> Your objective
Extract the lines that carry the string "παρὼν" from the listing.

[Stored data]
++++++++

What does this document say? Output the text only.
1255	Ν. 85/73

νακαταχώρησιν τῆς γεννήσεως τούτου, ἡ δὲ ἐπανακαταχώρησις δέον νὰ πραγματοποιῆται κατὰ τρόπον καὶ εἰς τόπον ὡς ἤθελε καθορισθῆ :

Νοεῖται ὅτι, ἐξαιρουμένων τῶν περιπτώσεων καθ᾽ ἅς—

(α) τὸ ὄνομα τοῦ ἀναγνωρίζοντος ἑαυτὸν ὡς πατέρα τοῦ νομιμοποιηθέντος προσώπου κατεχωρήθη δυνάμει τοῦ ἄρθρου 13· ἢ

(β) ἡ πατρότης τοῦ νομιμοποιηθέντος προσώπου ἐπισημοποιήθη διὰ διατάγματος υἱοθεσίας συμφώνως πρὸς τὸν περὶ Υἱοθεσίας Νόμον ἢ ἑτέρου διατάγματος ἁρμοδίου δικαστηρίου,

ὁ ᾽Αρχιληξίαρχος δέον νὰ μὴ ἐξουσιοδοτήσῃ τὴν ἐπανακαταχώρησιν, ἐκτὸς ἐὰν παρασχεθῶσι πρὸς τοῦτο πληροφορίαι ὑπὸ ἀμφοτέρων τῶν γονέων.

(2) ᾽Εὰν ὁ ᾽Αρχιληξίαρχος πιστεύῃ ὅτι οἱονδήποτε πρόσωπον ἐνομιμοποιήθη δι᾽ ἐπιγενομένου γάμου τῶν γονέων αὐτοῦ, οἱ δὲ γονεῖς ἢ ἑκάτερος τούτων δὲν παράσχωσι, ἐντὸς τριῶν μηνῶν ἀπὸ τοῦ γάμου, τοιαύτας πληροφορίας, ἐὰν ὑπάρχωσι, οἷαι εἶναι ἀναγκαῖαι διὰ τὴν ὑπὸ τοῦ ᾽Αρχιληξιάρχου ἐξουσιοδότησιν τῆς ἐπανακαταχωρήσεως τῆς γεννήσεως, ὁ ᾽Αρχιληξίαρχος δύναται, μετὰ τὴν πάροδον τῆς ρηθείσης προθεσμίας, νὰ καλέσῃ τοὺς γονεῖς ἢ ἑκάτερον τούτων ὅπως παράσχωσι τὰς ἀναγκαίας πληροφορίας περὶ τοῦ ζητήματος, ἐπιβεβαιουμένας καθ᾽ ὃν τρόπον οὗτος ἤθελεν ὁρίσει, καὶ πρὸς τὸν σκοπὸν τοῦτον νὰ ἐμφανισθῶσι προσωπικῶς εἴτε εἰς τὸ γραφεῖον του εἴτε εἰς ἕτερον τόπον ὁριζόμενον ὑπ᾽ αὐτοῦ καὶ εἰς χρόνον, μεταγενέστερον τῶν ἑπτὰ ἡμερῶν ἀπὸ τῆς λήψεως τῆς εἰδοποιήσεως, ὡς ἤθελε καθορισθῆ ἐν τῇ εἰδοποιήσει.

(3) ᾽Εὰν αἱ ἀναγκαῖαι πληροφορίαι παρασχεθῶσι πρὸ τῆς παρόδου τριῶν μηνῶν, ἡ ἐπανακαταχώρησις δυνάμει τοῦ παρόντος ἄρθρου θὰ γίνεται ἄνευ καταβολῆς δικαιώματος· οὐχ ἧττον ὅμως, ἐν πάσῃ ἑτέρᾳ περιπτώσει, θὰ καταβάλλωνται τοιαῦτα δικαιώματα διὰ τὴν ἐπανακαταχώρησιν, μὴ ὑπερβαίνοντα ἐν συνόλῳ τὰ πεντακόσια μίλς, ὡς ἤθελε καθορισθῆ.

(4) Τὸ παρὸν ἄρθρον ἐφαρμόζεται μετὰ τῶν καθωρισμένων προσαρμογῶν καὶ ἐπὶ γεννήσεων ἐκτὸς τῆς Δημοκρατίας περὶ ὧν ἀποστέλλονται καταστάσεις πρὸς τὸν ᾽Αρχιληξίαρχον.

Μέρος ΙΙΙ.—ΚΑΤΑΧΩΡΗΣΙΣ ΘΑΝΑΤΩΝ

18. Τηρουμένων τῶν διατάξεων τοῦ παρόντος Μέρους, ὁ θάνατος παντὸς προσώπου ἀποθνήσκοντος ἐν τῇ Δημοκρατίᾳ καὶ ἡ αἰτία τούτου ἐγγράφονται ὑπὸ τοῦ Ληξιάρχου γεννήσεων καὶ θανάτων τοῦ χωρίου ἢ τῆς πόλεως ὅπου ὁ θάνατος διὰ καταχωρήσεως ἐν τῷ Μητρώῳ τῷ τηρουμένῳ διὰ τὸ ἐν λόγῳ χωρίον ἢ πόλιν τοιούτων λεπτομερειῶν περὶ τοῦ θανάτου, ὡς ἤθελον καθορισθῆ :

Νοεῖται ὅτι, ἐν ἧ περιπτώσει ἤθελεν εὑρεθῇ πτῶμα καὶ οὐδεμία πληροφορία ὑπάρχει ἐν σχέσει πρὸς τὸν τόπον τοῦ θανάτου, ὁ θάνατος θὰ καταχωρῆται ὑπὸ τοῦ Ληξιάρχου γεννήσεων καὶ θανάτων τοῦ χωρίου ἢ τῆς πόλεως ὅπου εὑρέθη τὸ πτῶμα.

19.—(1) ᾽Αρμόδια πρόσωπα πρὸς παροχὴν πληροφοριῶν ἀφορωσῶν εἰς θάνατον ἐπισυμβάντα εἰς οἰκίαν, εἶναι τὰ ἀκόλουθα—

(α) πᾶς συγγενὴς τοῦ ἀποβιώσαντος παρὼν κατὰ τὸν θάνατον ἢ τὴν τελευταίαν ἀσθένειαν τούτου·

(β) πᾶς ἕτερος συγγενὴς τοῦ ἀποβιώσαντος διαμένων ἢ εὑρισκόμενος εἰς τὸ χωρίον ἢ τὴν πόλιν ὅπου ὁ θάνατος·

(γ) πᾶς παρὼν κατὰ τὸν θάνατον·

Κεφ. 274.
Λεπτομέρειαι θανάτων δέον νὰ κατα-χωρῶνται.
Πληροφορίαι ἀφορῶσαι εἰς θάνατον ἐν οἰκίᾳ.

++++++++

> Expected answer
(α) πᾶς συγγενὴς τοῦ ἀποβιώσαντος παρὼν κατὰ τὸν θάνατον ἢ τὴν τελευταίαν ἀσθένειαν τούτου·
(γ) πᾶς παρὼν κατὰ τὸν θάνατον·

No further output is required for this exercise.